▶ _What the task requires_:
Copy out all of the material exactly.
** begin **
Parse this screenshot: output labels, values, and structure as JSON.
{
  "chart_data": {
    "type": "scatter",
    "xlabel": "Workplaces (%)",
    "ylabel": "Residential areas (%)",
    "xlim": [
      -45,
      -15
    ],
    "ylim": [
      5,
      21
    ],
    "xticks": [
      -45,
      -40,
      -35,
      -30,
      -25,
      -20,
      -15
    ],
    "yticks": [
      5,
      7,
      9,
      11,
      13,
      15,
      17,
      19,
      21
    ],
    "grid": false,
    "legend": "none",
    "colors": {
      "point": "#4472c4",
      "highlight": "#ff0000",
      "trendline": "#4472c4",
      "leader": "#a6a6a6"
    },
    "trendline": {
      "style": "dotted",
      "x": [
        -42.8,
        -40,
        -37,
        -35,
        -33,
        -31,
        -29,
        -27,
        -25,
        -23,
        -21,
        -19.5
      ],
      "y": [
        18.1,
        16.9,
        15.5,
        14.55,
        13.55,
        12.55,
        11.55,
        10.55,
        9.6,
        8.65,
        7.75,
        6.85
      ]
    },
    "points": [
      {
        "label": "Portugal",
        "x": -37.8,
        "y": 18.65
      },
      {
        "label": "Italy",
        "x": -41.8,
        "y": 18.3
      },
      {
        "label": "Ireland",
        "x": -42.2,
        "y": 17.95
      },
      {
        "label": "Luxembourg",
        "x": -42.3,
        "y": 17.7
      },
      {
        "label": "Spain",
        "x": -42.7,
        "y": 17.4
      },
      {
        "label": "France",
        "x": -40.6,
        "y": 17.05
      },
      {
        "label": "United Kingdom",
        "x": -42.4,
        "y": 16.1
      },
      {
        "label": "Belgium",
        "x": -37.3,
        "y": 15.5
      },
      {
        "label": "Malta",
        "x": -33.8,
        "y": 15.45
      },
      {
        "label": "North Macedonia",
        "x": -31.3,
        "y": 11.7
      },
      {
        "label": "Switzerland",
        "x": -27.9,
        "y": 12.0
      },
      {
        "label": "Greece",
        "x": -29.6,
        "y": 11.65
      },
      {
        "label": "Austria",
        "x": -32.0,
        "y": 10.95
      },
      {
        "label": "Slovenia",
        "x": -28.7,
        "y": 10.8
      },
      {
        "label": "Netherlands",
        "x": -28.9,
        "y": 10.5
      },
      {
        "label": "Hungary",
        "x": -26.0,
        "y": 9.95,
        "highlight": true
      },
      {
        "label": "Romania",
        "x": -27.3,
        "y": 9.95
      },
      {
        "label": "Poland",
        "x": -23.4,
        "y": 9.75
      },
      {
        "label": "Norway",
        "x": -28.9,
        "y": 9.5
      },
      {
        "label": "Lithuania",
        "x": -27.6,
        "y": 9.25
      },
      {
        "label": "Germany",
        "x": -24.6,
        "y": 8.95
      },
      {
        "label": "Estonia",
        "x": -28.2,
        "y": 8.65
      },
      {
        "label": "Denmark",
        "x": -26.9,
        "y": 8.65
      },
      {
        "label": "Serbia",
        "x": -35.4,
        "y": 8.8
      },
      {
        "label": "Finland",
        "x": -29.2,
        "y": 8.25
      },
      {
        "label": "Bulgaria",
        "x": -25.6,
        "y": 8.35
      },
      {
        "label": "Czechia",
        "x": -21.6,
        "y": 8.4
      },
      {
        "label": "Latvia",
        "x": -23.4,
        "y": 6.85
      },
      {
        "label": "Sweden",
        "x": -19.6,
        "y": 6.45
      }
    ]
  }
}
** end **
▶ _Exercise output_:
Parse this screenshot: output labels, values, and structure as JSON.
{
  "chart_data": {
    "type": "scatter",
    "xlabel": "Workplaces (%)",
    "ylabel": "Residential areas (%)",
    "xlim": [
      -45,
      -15
    ],
    "ylim": [
      5,
      21
    ],
    "xticks": [
      -45,
      -40,
      -35,
      -30,
      -25,
      -20,
      -15
    ],
    "yticks": [
      5,
      7,
      9,
      11,
      13,
      15,
      17,
      19,
      21
    ],
    "grid": false,
    "legend": "none",
    "colors": {
      "point": "#4472c4",
      "highlight": "#ff0000",
      "trendline": "#4472c4",
      "leader": "#a6a6a6"
    },
    "trendline": {
      "style": "dotted",
      "x": [
        -42.8,
        -40,
        -37,
        -35,
        -33,
        -31,
        -29,
        -27,
        -25,
        -23,
        -21,
        -19.5
      ],
      "y": [
        18.1,
        16.9,
        15.5,
        14.55,
        13.55,
        12.55,
        11.55,
        10.55,
        9.6,
        8.65,
        7.75,
        6.85
      ]
    },
    "points": [
      {
        "label": "Portugal",
        "x": -37.8,
        "y": 18.65
      },
      {
        "label": "Italy",
        "x": -41.8,
        "y": 18.3
      },
      {
        "label": "Ireland",
        "x": -42.2,
        "y": 17.95
      },
      {
        "label": "Luxembourg",
        "x": -42.3,
        "y": 17.7
      },
      {
        "label": "Spain",
        "x": -42.7,
        "y": 17.4
      },
      {
        "label": "France",
        "x": -40.6,
        "y": 17.05
      },
      {
        "label": "United Kingdom",
        "x": -42.4,
        "y": 16.1
      },
      {
        "label": "Belgium",
        "x": -37.3,
        "y": 15.5
      },
      {
        "label": "Malta",
        "x": -33.8,
        "y": 15.45
      },
      {
        "label": "North Macedonia",
        "x": -31.3,
        "y": 11.7
      },
      {
        "label": "Switzerland",
        "x": -27.9,
        "y": 12.0
      },
      {
        "label": "Greece",
        "x": -29.6,
        "y": 11.65
      },
      {
        "label": "Austria",
        "x": -32.0,
        "y": 10.95
      },
      {
        "label": "Slovenia",
        "x": -28.7,
        "y": 10.8
      },
      {
        "label": "Netherlands",
        "x": -28.9,
        "y": 10.5
      },
      {
        "label": "Hungary",
        "x": -26.0,
        "y": 9.95,
        "highlight": true
      },
      {
        "label": "Romania",
        "x": -27.3,
        "y": 9.95
      },
      {
        "label": "Poland",
        "x": -23.4,
        "y": 9.75
      },
      {
        "label": "Norway",
        "x": -28.9,
        "y": 9.5
      },
      {
        "label": "Lithuania",
        "x": -27.6,
        "y": 9.25
      },
      {
        "label": "Germany",
        "x": -24.6,
        "y": 8.95
      },
      {
        "label": "Estonia",
        "x": -28.2,
        "y": 8.65
      },
      {
        "label": "Denmark",
        "x": -26.9,
        "y": 8.65
      },
      {
        "label": "Serbia",
        "x": -35.4,
        "y": 8.8
      },
      {
        "label": "Finland",
        "x": -29.2,
        "y": 8.25
      },
      {
        "label": "Bulgaria",
        "x": -25.6,
        "y": 8.35
      },
      {
        "label": "Czechia",
        "x": -21.6,
        "y": 8.4
      },
      {
        "label": "Latvia",
        "x": -23.4,
        "y": 6.85
      },
      {
        "label": "Sweden",
        "x": -19.6,
        "y": 6.45
      }
    ]
  }
}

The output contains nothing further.